• [Brief] Copy the lines below as they are; omit the images they contain.

Stored records
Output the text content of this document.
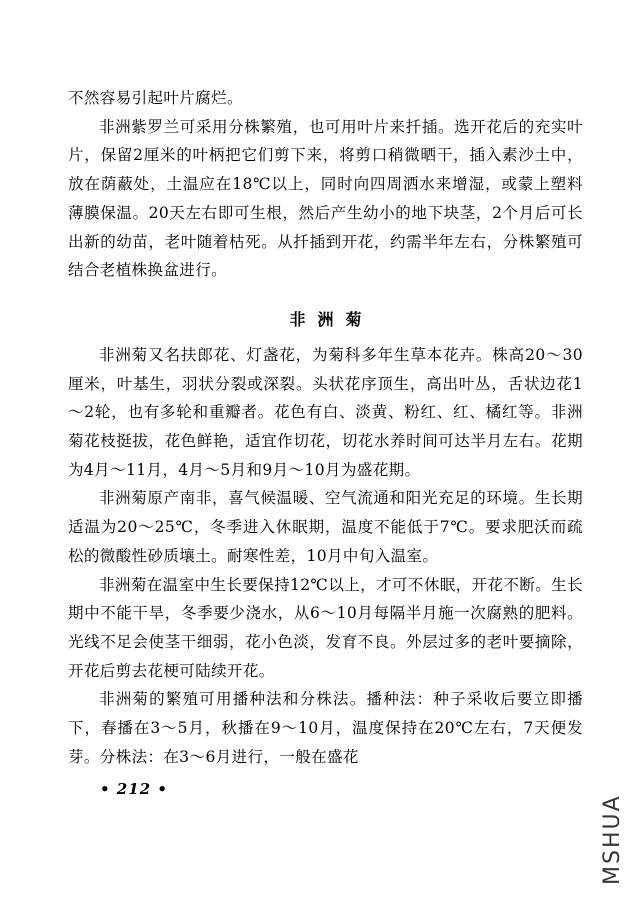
不然容易引起叶片腐烂。

非洲紫罗兰可采用分株繁殖，也可用叶片来扦插。选开花后的充实叶片，保留2厘米的叶柄把它们剪下来，将剪口稍微晒干，插入素沙土中，放在荫蔽处，土温应在18℃以上，同时向四周洒水来增湿，或蒙上塑料薄膜保温。20天左右即可生根，然后产生幼小的地下块茎，2个月后可长出新的幼苗，老叶随着枯死。从扦插到开花，约需半年左右，分株繁殖可结合老植株换盆进行。

非洲菊

非洲菊又名扶郎花、灯盏花，为菊科多年生草本花卉。株高20～30厘米，叶基生，羽状分裂或深裂。头状花序顶生，高出叶丛，舌状边花1～2轮，也有多轮和重瓣者。花色有白、淡黄、粉红、红、橘红等。非洲菊花枝挺拔，花色鲜艳，适宜作切花，切花水养时间可达半月左右。花期为4月～11月，4月～5月和9月～10月为盛花期。

非洲菊原产南非，喜气候温暖、空气流通和阳光充足的环境。生长期适温为20～25℃，冬季进入休眠期，温度不能低于7℃。要求肥沃而疏松的微酸性砂质壤土。耐寒性差，10月中旬入温室。

非洲菊在温室中生长要保持12℃以上，才可不休眠，开花不断。生长期中不能干旱，冬季要少浇水，从6～10月每隔半月施一次腐熟的肥料。光线不足会使茎干细弱，花小色淡，发育不良。外层过多的老叶要摘除，开花后剪去花梗可陆续开花。

非洲菊的繁殖可用播种法和分株法。播种法：种子采收后要立即播下，春播在3～5月，秋播在9～10月，温度保持在20℃左右，7天便发芽。分株法：在3～6月进行，一般在盛花

• 212 •
MSHUA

• [Output of the exercise]
Output the text content of this document.
不然容易引起叶片腐烂。

非洲紫罗兰可采用分株繁殖，也可用叶片来扦插。选开花后的充实叶片，保留2厘米的叶柄把它们剪下来，将剪口稍微晒干，插入素沙土中，放在荫蔽处，土温应在18℃以上，同时向四周洒水来增湿，或蒙上塑料薄膜保温。20天左右即可生根，然后产生幼小的地下块茎，2个月后可长出新的幼苗，老叶随着枯死。从扦插到开花，约需半年左右，分株繁殖可结合老植株换盆进行。

非洲菊

非洲菊又名扶郎花、灯盏花，为菊科多年生草本花卉。株高20～30厘米，叶基生，羽状分裂或深裂。头状花序顶生，高出叶丛，舌状边花1～2轮，也有多轮和重瓣者。花色有白、淡黄、粉红、红、橘红等。非洲菊花枝挺拔，花色鲜艳，适宜作切花，切花水养时间可达半月左右。花期为4月～11月，4月～5月和9月～10月为盛花期。

非洲菊原产南非，喜气候温暖、空气流通和阳光充足的环境。生长期适温为20～25℃，冬季进入休眠期，温度不能低于7℃。要求肥沃而疏松的微酸性砂质壤土。耐寒性差，10月中旬入温室。

非洲菊在温室中生长要保持12℃以上，才可不休眠，开花不断。生长期中不能干旱，冬季要少浇水，从6～10月每隔半月施一次腐熟的肥料。光线不足会使茎干细弱，花小色淡，发育不良。外层过多的老叶要摘除，开花后剪去花梗可陆续开花。

非洲菊的繁殖可用播种法和分株法。播种法：种子采收后要立即播下，春播在3～5月，秋播在9～10月，温度保持在20℃左右，7天便发芽。分株法：在3～6月进行，一般在盛花

• 212 •
MSHUA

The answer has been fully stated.